Exercise prompt: Check each line of the entries below for the string "otro" and state how many lines have it, with no other text.

Records contained in a dataset
* BEGIN *

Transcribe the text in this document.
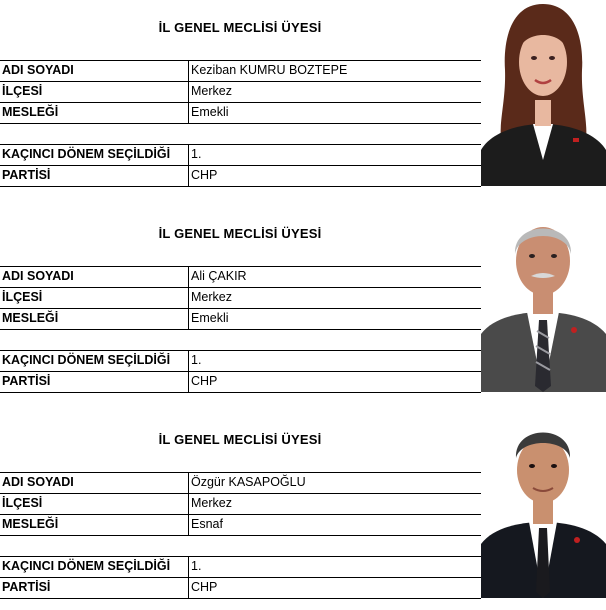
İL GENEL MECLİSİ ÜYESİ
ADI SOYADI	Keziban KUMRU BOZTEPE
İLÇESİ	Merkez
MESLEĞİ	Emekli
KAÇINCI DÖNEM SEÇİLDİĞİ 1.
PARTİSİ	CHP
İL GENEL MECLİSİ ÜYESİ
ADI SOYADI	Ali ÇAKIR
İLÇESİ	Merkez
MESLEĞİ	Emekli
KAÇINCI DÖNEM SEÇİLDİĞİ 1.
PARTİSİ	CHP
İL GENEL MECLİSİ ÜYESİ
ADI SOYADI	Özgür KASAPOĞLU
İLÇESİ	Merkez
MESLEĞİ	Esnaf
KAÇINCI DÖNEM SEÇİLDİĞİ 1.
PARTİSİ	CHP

* END *
* BEGIN *

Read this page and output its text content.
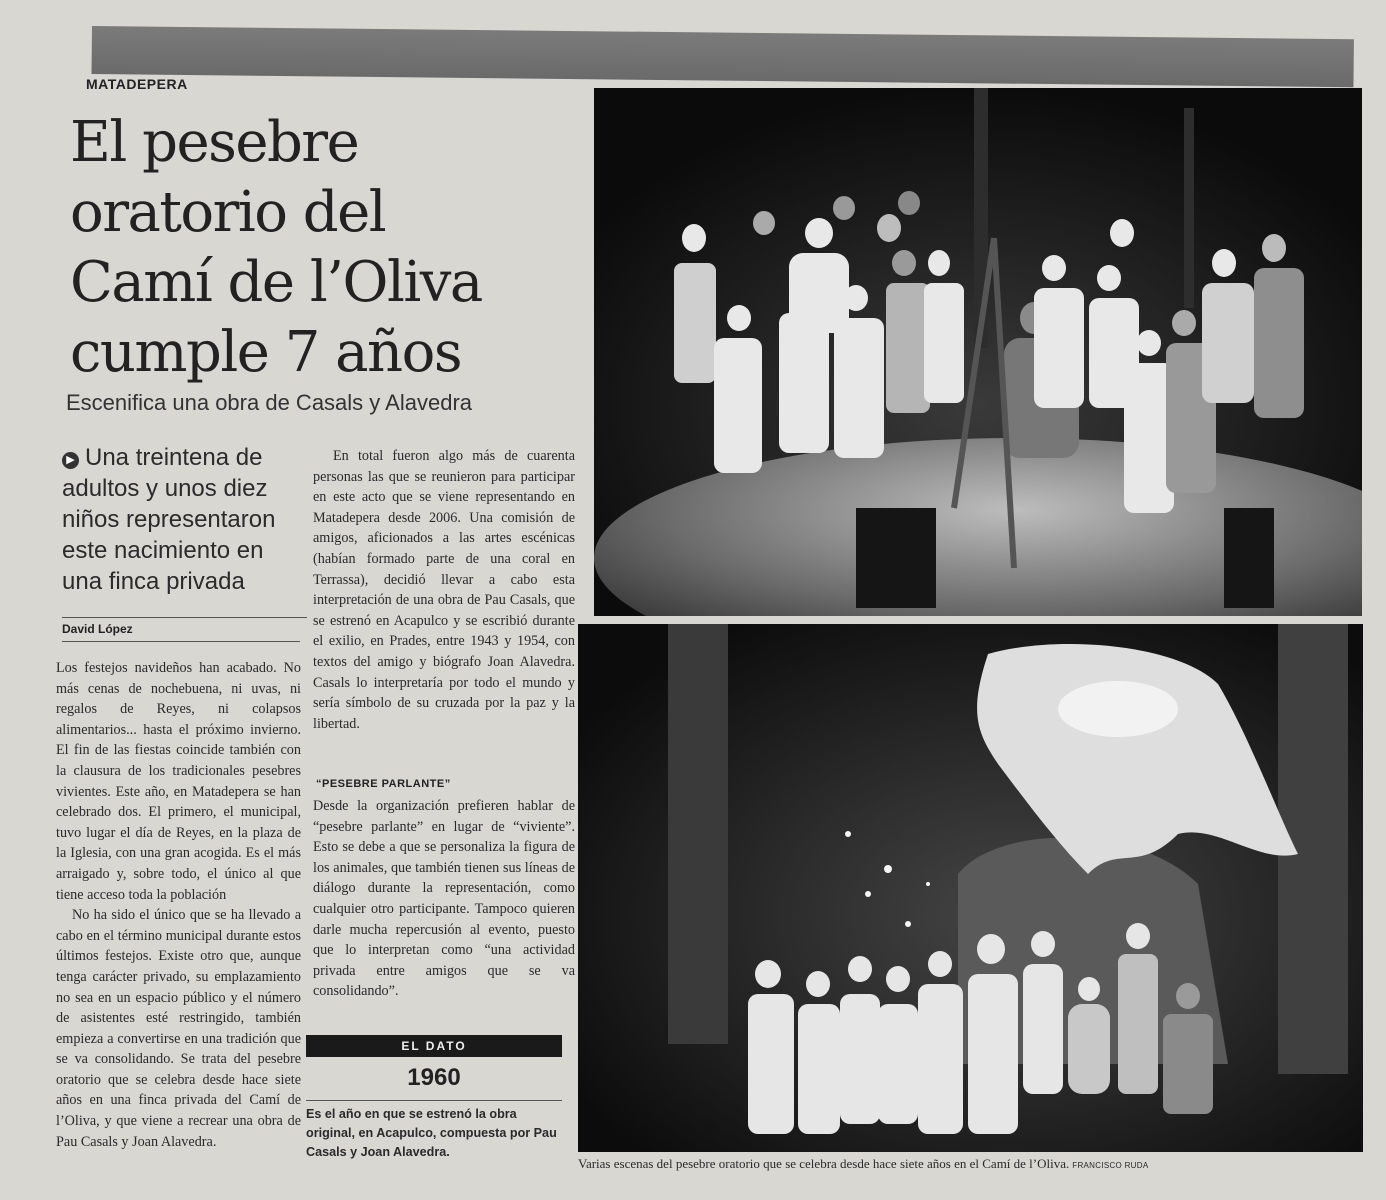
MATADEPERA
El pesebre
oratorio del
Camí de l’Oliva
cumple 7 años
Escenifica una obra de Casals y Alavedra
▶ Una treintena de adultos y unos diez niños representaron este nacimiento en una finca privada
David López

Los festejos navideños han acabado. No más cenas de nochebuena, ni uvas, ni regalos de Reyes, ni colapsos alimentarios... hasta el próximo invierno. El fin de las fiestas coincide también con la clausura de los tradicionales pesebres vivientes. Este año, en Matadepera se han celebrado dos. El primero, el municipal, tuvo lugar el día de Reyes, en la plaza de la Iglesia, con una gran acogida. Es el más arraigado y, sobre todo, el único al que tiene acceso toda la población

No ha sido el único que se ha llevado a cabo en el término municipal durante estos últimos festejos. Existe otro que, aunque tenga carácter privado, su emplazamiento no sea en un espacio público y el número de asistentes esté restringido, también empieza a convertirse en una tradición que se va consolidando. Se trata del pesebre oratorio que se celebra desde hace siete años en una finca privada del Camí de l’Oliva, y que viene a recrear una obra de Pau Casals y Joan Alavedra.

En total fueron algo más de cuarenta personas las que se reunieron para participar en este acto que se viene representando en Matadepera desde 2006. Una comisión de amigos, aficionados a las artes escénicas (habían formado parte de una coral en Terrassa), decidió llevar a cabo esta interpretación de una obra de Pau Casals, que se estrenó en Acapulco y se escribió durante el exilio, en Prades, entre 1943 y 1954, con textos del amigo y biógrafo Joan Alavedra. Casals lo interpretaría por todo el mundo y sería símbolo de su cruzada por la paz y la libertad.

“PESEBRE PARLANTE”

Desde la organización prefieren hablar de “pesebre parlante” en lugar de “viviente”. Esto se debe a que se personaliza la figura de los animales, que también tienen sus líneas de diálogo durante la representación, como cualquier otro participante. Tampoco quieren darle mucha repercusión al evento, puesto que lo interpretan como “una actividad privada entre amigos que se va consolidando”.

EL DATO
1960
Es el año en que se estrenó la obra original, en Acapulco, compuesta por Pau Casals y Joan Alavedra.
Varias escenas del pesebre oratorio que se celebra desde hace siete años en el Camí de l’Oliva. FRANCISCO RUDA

* END *

Solution to this problem: 2